··· DATA ENTRIES ···
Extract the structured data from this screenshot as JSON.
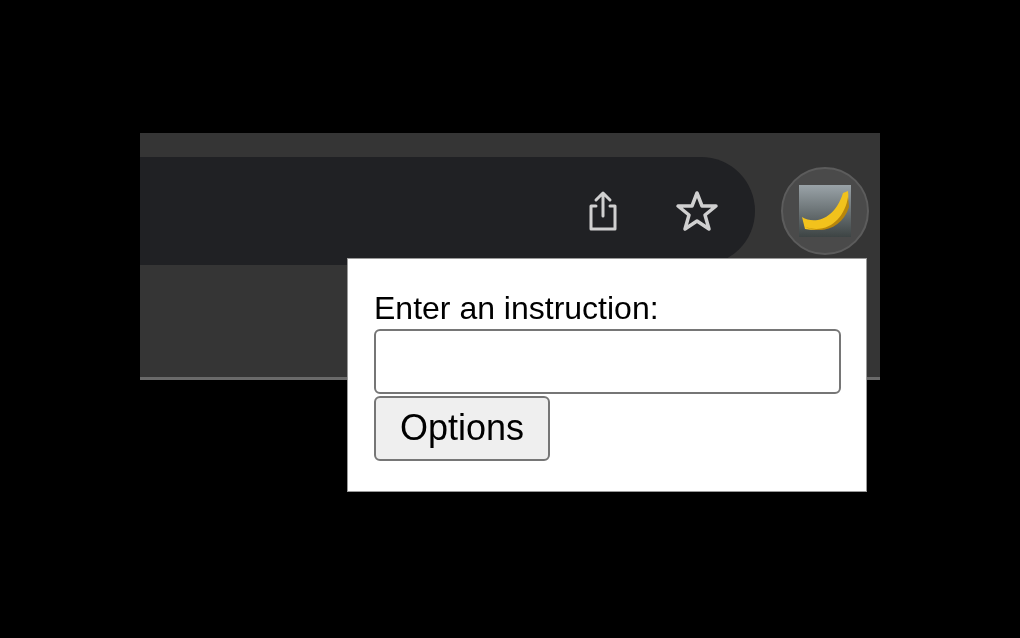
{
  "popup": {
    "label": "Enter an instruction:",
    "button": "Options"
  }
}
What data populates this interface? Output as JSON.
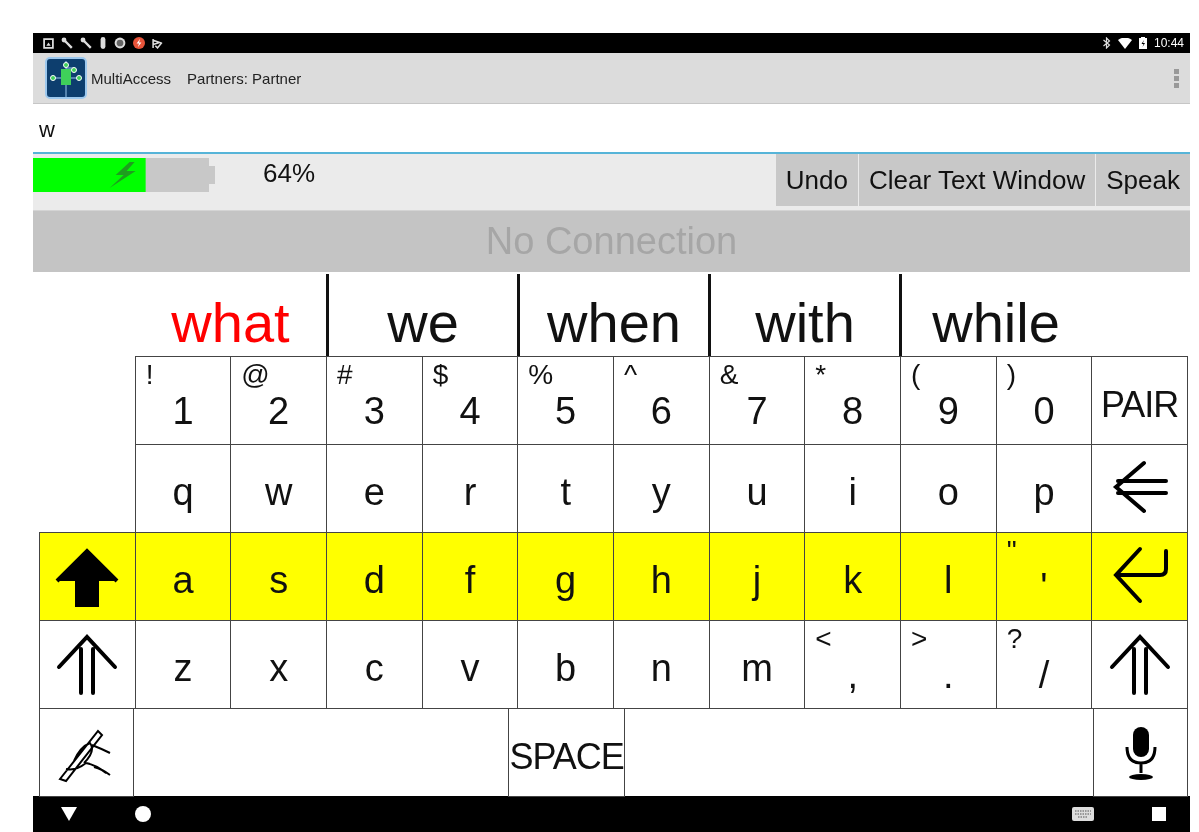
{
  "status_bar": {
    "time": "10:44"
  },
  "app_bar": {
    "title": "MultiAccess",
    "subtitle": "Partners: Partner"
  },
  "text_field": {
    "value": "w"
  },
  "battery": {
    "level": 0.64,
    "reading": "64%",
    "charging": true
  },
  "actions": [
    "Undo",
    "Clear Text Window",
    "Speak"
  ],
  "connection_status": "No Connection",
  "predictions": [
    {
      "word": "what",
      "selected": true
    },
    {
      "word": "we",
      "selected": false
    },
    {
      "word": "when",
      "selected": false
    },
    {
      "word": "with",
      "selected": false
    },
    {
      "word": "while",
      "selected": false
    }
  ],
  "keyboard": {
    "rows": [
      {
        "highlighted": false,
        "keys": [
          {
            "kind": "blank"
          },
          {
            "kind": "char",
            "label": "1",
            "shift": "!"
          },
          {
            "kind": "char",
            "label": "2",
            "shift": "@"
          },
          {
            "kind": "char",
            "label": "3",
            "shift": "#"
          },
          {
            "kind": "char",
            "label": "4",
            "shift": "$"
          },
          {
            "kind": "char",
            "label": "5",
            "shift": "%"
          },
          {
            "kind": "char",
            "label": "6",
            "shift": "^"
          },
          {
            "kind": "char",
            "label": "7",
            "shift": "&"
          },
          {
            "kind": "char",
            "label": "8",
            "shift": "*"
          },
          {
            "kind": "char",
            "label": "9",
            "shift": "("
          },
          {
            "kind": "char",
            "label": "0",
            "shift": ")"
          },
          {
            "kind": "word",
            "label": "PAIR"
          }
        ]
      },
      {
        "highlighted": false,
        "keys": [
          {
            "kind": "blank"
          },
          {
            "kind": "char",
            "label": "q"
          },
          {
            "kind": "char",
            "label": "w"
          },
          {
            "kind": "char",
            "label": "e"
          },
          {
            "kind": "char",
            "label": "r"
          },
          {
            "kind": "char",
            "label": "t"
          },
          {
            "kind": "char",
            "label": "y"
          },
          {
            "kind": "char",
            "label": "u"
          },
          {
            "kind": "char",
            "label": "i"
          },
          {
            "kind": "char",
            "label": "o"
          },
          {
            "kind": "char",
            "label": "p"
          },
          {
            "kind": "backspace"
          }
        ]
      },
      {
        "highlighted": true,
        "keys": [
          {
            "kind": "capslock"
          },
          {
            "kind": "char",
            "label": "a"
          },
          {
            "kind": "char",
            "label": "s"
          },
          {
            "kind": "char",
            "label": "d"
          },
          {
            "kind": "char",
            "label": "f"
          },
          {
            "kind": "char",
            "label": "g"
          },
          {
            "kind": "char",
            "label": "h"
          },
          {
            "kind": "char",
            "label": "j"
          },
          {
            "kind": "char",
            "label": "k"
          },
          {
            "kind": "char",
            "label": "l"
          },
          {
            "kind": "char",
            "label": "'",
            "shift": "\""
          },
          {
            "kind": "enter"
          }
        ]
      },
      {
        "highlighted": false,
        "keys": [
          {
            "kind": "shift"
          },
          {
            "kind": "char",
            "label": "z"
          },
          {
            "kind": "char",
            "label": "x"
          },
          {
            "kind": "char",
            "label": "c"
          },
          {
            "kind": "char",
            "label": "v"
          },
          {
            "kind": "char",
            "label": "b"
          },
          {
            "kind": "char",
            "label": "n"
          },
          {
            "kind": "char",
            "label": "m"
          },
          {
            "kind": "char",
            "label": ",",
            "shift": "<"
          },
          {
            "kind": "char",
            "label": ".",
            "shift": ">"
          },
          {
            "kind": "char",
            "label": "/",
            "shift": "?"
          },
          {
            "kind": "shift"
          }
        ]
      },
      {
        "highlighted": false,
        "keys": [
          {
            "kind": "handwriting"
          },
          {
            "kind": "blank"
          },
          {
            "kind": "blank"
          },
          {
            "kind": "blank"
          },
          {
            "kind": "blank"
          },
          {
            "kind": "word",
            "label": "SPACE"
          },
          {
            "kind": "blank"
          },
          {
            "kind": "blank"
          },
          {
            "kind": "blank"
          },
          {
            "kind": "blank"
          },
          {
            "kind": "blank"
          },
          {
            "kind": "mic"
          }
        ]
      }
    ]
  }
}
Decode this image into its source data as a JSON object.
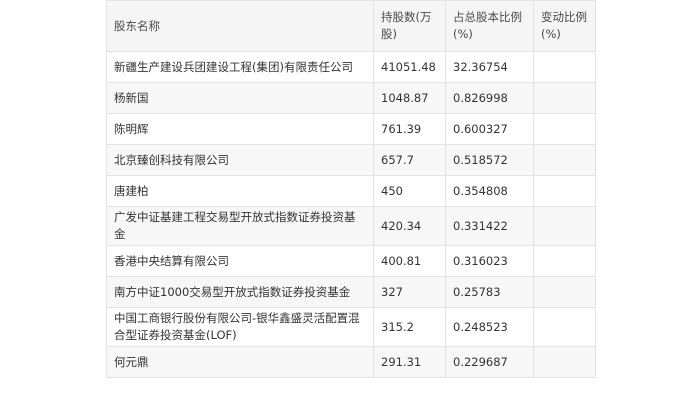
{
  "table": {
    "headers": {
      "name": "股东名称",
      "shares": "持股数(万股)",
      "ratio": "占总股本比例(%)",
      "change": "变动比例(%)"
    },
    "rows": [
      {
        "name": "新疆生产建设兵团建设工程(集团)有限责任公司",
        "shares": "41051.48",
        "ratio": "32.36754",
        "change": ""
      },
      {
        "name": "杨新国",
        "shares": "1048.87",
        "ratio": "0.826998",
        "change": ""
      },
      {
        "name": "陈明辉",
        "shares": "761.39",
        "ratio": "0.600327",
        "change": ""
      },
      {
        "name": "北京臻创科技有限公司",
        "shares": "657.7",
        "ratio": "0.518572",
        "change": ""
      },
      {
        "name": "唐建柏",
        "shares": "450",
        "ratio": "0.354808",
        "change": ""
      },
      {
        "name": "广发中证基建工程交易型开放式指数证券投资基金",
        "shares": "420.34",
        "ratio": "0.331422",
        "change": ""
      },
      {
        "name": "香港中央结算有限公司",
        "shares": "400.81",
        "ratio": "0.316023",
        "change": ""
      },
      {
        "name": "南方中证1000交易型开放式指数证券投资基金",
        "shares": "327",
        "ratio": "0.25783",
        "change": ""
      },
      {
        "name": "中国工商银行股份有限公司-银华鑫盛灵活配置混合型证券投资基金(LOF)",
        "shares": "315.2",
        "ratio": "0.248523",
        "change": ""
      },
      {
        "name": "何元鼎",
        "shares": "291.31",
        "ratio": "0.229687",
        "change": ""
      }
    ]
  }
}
···
TASK STATEMENT: Copy out each line of the data where the string "this" appears.

THE REPLY:
Extract the structured data from this screenshot as JSON.
What data populates this interface? Output as JSON.
Decode this image into its source data as a JSON object.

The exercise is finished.